───── Material supplied

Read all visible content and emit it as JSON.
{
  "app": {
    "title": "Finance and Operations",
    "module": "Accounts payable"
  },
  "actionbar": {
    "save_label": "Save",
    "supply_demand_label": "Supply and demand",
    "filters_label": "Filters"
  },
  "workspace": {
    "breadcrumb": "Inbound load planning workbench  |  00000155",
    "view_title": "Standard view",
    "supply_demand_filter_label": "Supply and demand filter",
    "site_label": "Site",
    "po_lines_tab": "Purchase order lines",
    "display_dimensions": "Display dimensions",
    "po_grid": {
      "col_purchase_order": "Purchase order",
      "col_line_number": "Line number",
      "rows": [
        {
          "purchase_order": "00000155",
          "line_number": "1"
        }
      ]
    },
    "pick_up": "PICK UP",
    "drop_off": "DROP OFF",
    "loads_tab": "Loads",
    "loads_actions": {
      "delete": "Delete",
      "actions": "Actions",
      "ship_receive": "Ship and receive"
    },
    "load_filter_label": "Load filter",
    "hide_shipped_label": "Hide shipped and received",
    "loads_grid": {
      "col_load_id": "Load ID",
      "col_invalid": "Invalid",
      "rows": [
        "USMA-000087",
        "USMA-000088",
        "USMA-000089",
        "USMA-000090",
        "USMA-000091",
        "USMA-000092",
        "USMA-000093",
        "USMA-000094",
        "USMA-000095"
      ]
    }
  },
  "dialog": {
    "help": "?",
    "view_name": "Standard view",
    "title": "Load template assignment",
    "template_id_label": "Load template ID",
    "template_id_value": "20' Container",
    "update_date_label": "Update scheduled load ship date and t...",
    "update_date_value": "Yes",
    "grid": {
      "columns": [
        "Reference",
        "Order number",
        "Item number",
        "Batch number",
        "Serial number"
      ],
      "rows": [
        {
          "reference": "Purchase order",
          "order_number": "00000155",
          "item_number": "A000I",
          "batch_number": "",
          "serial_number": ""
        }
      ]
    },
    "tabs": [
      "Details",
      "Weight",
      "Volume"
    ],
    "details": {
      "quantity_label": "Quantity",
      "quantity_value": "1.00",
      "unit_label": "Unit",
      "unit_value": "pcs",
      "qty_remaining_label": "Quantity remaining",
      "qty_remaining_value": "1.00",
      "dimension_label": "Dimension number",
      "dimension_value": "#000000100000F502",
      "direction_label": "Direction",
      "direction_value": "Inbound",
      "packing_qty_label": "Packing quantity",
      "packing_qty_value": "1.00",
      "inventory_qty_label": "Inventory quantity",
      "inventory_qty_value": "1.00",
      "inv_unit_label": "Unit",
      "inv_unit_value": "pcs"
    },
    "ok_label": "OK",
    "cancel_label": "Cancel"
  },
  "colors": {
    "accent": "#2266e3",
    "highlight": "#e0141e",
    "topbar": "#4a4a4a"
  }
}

──────────

◆ What needs to be done
Extract each entry in full and write it down exactly.

◆ Exercise output
Read all visible content and emit it as JSON.
{
  "app": {
    "title": "Finance and Operations",
    "module": "Accounts payable"
  },
  "actionbar": {
    "save_label": "Save",
    "supply_demand_label": "Supply and demand",
    "filters_label": "Filters"
  },
  "workspace": {
    "breadcrumb": "Inbound load planning workbench  |  00000155",
    "view_title": "Standard view",
    "supply_demand_filter_label": "Supply and demand filter",
    "site_label": "Site",
    "po_lines_tab": "Purchase order lines",
    "display_dimensions": "Display dimensions",
    "po_grid": {
      "col_purchase_order": "Purchase order",
      "col_line_number": "Line number",
      "rows": [
        {
          "purchase_order": "00000155",
          "line_number": "1"
        }
      ]
    },
    "pick_up": "PICK UP",
    "drop_off": "DROP OFF",
    "loads_tab": "Loads",
    "loads_actions": {
      "delete": "Delete",
      "actions": "Actions",
      "ship_receive": "Ship and receive"
    },
    "load_filter_label": "Load filter",
    "hide_shipped_label": "Hide shipped and received",
    "loads_grid": {
      "col_load_id": "Load ID",
      "col_invalid": "Invalid",
      "rows": [
        "USMA-000087",
        "USMA-000088",
        "USMA-000089",
        "USMA-000090",
        "USMA-000091",
        "USMA-000092",
        "USMA-000093",
        "USMA-000094",
        "USMA-000095"
      ]
    }
  },
  "dialog": {
    "help": "?",
    "view_name": "Standard view",
    "title": "Load template assignment",
    "template_id_label": "Load template ID",
    "template_id_value": "20' Container",
    "update_date_label": "Update scheduled load ship date and t...",
    "update_date_value": "Yes",
    "grid": {
      "columns": [
        "Reference",
        "Order number",
        "Item number",
        "Batch number",
        "Serial number"
      ],
      "rows": [
        {
          "reference": "Purchase order",
          "order_number": "00000155",
          "item_number": "A000I",
          "batch_number": "",
          "serial_number": ""
        }
      ]
    },
    "tabs": [
      "Details",
      "Weight",
      "Volume"
    ],
    "details": {
      "quantity_label": "Quantity",
      "quantity_value": "1.00",
      "unit_label": "Unit",
      "unit_value": "pcs",
      "qty_remaining_label": "Quantity remaining",
      "qty_remaining_value": "1.00",
      "dimension_label": "Dimension number",
      "dimension_value": "#000000100000F502",
      "direction_label": "Direction",
      "direction_value": "Inbound",
      "packing_qty_label": "Packing quantity",
      "packing_qty_value": "1.00",
      "inventory_qty_label": "Inventory quantity",
      "inventory_qty_value": "1.00",
      "inv_unit_label": "Unit",
      "inv_unit_value": "pcs"
    },
    "ok_label": "OK",
    "cancel_label": "Cancel"
  },
  "colors": {
    "accent": "#2266e3",
    "highlight": "#e0141e",
    "topbar": "#4a4a4a"
  }
}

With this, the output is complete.